** START Provided data **

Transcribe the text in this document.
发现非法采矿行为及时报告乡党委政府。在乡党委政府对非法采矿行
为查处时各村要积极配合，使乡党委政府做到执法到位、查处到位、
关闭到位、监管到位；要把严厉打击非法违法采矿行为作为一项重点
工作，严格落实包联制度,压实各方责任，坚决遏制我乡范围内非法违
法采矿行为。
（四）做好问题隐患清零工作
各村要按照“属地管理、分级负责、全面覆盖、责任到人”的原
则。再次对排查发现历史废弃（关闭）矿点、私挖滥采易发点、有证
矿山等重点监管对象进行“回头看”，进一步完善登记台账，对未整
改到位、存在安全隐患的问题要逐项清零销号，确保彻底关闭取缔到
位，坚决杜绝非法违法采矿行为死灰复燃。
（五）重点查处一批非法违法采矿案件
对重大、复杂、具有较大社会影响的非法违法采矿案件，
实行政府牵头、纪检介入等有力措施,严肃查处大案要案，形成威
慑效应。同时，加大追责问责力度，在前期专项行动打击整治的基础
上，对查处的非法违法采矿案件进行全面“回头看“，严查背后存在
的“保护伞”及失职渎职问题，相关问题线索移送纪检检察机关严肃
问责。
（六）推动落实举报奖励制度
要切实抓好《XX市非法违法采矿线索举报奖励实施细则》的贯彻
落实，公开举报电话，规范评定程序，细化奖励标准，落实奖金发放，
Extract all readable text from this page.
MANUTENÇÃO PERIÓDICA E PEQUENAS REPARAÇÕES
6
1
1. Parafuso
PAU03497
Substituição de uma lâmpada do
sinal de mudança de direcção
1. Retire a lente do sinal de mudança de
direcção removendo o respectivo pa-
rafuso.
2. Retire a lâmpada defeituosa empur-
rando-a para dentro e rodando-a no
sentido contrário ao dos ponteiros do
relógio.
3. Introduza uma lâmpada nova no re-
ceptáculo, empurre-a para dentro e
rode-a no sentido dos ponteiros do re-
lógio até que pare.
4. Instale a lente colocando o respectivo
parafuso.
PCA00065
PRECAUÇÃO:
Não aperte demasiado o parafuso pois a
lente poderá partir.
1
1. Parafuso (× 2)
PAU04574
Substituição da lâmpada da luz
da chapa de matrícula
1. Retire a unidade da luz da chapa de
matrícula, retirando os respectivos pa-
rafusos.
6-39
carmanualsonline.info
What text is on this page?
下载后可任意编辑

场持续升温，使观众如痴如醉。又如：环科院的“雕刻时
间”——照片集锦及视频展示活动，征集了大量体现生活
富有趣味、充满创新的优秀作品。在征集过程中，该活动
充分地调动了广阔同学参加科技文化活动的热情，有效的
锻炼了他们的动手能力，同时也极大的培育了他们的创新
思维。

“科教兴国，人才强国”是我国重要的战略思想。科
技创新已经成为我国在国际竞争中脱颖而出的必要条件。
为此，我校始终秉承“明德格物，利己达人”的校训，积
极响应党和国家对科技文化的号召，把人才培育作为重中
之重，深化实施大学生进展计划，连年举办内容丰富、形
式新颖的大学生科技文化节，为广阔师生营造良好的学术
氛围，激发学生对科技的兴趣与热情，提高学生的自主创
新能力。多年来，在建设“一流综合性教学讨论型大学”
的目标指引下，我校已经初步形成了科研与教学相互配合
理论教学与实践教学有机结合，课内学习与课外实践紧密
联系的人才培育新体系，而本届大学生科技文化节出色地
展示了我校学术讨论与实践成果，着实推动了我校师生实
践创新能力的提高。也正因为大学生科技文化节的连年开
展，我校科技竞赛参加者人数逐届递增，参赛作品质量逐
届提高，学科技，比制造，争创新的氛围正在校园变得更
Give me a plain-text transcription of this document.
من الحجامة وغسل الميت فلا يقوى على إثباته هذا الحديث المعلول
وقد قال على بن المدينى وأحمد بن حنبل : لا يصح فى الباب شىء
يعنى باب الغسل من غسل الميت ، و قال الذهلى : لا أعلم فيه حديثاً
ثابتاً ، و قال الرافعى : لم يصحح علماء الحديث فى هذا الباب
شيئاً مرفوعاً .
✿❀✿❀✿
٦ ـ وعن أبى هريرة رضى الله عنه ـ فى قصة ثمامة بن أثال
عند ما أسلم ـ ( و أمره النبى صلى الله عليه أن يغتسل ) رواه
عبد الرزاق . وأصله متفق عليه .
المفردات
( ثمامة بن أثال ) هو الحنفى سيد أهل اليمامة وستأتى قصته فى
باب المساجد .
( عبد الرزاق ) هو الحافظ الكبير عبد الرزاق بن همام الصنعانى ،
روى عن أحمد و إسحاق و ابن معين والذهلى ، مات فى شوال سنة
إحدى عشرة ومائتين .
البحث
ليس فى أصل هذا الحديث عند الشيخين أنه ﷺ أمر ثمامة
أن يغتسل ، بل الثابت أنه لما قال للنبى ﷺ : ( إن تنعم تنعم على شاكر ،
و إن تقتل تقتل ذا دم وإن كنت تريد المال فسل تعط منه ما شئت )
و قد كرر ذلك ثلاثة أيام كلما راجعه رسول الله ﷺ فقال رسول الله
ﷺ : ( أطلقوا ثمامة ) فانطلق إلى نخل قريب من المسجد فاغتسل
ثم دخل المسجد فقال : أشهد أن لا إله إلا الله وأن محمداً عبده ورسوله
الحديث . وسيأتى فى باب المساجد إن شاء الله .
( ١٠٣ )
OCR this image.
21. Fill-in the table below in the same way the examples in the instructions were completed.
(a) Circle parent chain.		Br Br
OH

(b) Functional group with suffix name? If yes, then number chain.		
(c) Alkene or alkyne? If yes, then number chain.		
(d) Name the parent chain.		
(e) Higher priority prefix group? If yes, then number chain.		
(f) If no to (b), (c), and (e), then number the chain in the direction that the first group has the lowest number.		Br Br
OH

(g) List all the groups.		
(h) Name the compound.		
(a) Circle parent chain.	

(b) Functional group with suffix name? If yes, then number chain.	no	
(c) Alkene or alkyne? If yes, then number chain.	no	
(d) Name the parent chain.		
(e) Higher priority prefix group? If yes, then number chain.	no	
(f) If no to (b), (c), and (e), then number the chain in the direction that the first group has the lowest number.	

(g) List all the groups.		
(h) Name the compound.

** END Provided data **

**Direction**: Count how many lines contain "document" and give only that count.

**Expected answer**: 2